## GIVEN DATA
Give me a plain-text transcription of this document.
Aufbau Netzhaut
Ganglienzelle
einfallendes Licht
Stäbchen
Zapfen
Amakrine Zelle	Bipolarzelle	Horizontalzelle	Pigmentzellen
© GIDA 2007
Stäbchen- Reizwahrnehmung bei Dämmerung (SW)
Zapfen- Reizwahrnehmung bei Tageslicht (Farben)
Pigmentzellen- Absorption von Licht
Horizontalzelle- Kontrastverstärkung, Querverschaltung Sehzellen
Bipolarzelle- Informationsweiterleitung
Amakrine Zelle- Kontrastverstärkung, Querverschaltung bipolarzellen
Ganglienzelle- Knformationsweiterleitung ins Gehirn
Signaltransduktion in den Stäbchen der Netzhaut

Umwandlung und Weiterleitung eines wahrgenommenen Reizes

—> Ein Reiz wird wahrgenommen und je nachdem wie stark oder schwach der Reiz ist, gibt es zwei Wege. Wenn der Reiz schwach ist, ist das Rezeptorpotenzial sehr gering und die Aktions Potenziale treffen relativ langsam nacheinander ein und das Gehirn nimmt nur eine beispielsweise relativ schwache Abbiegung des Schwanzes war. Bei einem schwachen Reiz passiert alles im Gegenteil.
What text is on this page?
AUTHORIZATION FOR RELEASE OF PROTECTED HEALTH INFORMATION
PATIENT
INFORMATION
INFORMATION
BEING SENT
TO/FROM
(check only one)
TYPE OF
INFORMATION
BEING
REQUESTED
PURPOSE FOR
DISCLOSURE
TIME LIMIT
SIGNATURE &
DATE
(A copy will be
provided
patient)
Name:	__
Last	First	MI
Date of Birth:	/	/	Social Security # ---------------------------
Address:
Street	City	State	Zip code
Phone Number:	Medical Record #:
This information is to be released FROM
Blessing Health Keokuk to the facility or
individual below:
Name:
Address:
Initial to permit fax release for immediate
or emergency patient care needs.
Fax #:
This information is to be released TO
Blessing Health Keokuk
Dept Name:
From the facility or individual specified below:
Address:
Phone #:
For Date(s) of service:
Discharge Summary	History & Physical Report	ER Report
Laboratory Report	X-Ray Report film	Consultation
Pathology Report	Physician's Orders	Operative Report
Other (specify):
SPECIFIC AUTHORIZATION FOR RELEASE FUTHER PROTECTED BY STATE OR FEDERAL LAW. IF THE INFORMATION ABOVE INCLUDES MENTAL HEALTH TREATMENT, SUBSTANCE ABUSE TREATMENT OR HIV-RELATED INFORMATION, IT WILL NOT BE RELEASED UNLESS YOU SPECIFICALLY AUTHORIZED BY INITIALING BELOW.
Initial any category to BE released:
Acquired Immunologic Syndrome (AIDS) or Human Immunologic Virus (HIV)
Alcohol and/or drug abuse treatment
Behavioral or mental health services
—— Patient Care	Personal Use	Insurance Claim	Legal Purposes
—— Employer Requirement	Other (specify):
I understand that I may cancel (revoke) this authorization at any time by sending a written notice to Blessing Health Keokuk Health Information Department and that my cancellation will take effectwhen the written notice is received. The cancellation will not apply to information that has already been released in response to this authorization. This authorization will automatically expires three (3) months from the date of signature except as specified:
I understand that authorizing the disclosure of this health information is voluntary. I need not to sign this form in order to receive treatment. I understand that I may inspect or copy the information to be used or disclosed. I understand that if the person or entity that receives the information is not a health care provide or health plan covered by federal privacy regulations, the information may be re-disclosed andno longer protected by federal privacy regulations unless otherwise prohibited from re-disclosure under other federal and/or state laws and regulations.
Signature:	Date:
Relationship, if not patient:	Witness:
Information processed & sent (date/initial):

## PROBLEM TO WORK ON
The records above need to be retyped in full, exactly as they stand.

## RESPONSE AREA
Give me a plain-text transcription of this document.
Aufbau Netzhaut
Ganglienzelle
einfallendes Licht
Stäbchen
Zapfen
Amakrine Zelle	Bipolarzelle	Horizontalzelle	Pigmentzellen
© GIDA 2007
Stäbchen- Reizwahrnehmung bei Dämmerung (SW)
Zapfen- Reizwahrnehmung bei Tageslicht (Farben)
Pigmentzellen- Absorption von Licht
Horizontalzelle- Kontrastverstärkung, Querverschaltung Sehzellen
Bipolarzelle- Informationsweiterleitung
Amakrine Zelle- Kontrastverstärkung, Querverschaltung bipolarzellen
Ganglienzelle- Knformationsweiterleitung ins Gehirn
Signaltransduktion in den Stäbchen der Netzhaut

Umwandlung und Weiterleitung eines wahrgenommenen Reizes

—> Ein Reiz wird wahrgenommen und je nachdem wie stark oder schwach der Reiz ist, gibt es zwei Wege. Wenn der Reiz schwach ist, ist das Rezeptorpotenzial sehr gering und die Aktions Potenziale treffen relativ langsam nacheinander ein und das Gehirn nimmt nur eine beispielsweise relativ schwache Abbiegung des Schwanzes war. Bei einem schwachen Reiz passiert alles im Gegenteil.
What text is on this page?
AUTHORIZATION FOR RELEASE OF PROTECTED HEALTH INFORMATION
PATIENT
INFORMATION
INFORMATION
BEING SENT
TO/FROM
(check only one)
TYPE OF
INFORMATION
BEING
REQUESTED
PURPOSE FOR
DISCLOSURE
TIME LIMIT
SIGNATURE &
DATE
(A copy will be
provided
patient)
Name:	__
Last	First	MI
Date of Birth:	/	/	Social Security # ---------------------------
Address:
Street	City	State	Zip code
Phone Number:	Medical Record #:
This information is to be released FROM
Blessing Health Keokuk to the facility or
individual below:
Name:
Address:
Initial to permit fax release for immediate
or emergency patient care needs.
Fax #:
This information is to be released TO
Blessing Health Keokuk
Dept Name:
From the facility or individual specified below:
Address:
Phone #:
For Date(s) of service:
Discharge Summary	History & Physical Report	ER Report
Laboratory Report	X-Ray Report film	Consultation
Pathology Report	Physician's Orders	Operative Report
Other (specify):
SPECIFIC AUTHORIZATION FOR RELEASE FUTHER PROTECTED BY STATE OR FEDERAL LAW. IF THE INFORMATION ABOVE INCLUDES MENTAL HEALTH TREATMENT, SUBSTANCE ABUSE TREATMENT OR HIV-RELATED INFORMATION, IT WILL NOT BE RELEASED UNLESS YOU SPECIFICALLY AUTHORIZED BY INITIALING BELOW.
Initial any category to BE released:
Acquired Immunologic Syndrome (AIDS) or Human Immunologic Virus (HIV)
Alcohol and/or drug abuse treatment
Behavioral or mental health services
—— Patient Care	Personal Use	Insurance Claim	Legal Purposes
—— Employer Requirement	Other (specify):
I understand that I may cancel (revoke) this authorization at any time by sending a written notice to Blessing Health Keokuk Health Information Department and that my cancellation will take effectwhen the written notice is received. The cancellation will not apply to information that has already been released in response to this authorization. This authorization will automatically expires three (3) months from the date of signature except as specified:
I understand that authorizing the disclosure of this health information is voluntary. I need not to sign this form in order to receive treatment. I understand that I may inspect or copy the information to be used or disclosed. I understand that if the person or entity that receives the information is not a health care provide or health plan covered by federal privacy regulations, the information may be re-disclosed andno longer protected by federal privacy regulations unless otherwise prohibited from re-disclosure under other federal and/or state laws and regulations.
Signature:	Date:
Relationship, if not patient:	Witness:
Information processed & sent (date/initial):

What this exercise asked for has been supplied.